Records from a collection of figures
------------------------------------------------

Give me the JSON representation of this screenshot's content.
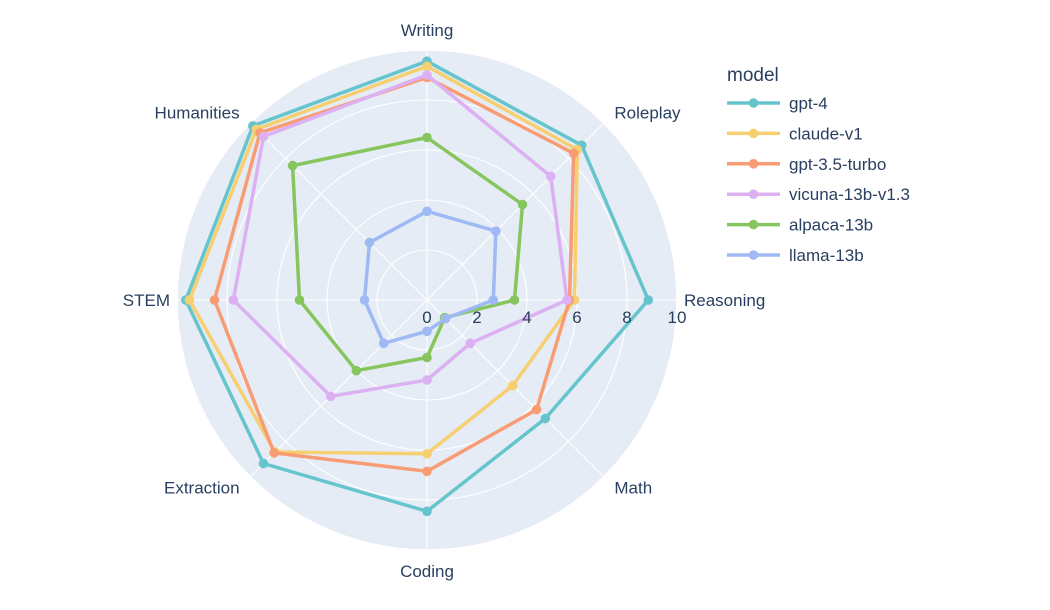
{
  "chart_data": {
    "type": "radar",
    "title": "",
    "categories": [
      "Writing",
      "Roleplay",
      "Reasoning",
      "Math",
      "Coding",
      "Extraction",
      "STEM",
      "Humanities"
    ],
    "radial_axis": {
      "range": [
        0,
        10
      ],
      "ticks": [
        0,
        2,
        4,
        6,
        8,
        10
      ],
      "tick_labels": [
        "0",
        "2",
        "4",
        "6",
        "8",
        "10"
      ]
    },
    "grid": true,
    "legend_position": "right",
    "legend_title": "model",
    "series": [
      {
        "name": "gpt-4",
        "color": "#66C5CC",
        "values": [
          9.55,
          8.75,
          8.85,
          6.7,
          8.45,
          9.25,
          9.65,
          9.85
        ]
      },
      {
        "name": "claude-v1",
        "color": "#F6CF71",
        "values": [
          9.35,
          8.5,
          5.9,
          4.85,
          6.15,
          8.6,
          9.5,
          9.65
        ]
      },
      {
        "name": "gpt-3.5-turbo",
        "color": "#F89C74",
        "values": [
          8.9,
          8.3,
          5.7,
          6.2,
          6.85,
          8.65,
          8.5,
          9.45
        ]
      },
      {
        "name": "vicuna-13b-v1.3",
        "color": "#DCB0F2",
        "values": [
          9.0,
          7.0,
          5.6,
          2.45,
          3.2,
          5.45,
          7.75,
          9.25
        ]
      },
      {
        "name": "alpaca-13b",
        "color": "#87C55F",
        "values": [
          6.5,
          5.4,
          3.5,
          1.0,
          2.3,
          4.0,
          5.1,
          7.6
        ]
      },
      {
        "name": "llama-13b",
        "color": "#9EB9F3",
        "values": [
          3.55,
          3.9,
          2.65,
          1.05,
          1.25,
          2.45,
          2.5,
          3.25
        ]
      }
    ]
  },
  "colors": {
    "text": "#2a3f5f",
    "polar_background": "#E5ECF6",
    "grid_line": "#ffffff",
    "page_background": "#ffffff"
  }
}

------------------------------------------------

- **SET PROBLEM**: Each record must be quoted in full and exactly. Do not include the pictures.

- **PROBLEM SOLUTION**:
Give me the JSON representation of this screenshot's content.
{
  "chart_data": {
    "type": "radar",
    "title": "",
    "categories": [
      "Writing",
      "Roleplay",
      "Reasoning",
      "Math",
      "Coding",
      "Extraction",
      "STEM",
      "Humanities"
    ],
    "radial_axis": {
      "range": [
        0,
        10
      ],
      "ticks": [
        0,
        2,
        4,
        6,
        8,
        10
      ],
      "tick_labels": [
        "0",
        "2",
        "4",
        "6",
        "8",
        "10"
      ]
    },
    "grid": true,
    "legend_position": "right",
    "legend_title": "model",
    "series": [
      {
        "name": "gpt-4",
        "color": "#66C5CC",
        "values": [
          9.55,
          8.75,
          8.85,
          6.7,
          8.45,
          9.25,
          9.65,
          9.85
        ]
      },
      {
        "name": "claude-v1",
        "color": "#F6CF71",
        "values": [
          9.35,
          8.5,
          5.9,
          4.85,
          6.15,
          8.6,
          9.5,
          9.65
        ]
      },
      {
        "name": "gpt-3.5-turbo",
        "color": "#F89C74",
        "values": [
          8.9,
          8.3,
          5.7,
          6.2,
          6.85,
          8.65,
          8.5,
          9.45
        ]
      },
      {
        "name": "vicuna-13b-v1.3",
        "color": "#DCB0F2",
        "values": [
          9.0,
          7.0,
          5.6,
          2.45,
          3.2,
          5.45,
          7.75,
          9.25
        ]
      },
      {
        "name": "alpaca-13b",
        "color": "#87C55F",
        "values": [
          6.5,
          5.4,
          3.5,
          1.0,
          2.3,
          4.0,
          5.1,
          7.6
        ]
      },
      {
        "name": "llama-13b",
        "color": "#9EB9F3",
        "values": [
          3.55,
          3.9,
          2.65,
          1.05,
          1.25,
          2.45,
          2.5,
          3.25
        ]
      }
    ]
  },
  "colors": {
    "text": "#2a3f5f",
    "polar_background": "#E5ECF6",
    "grid_line": "#ffffff",
    "page_background": "#ffffff"
  }
}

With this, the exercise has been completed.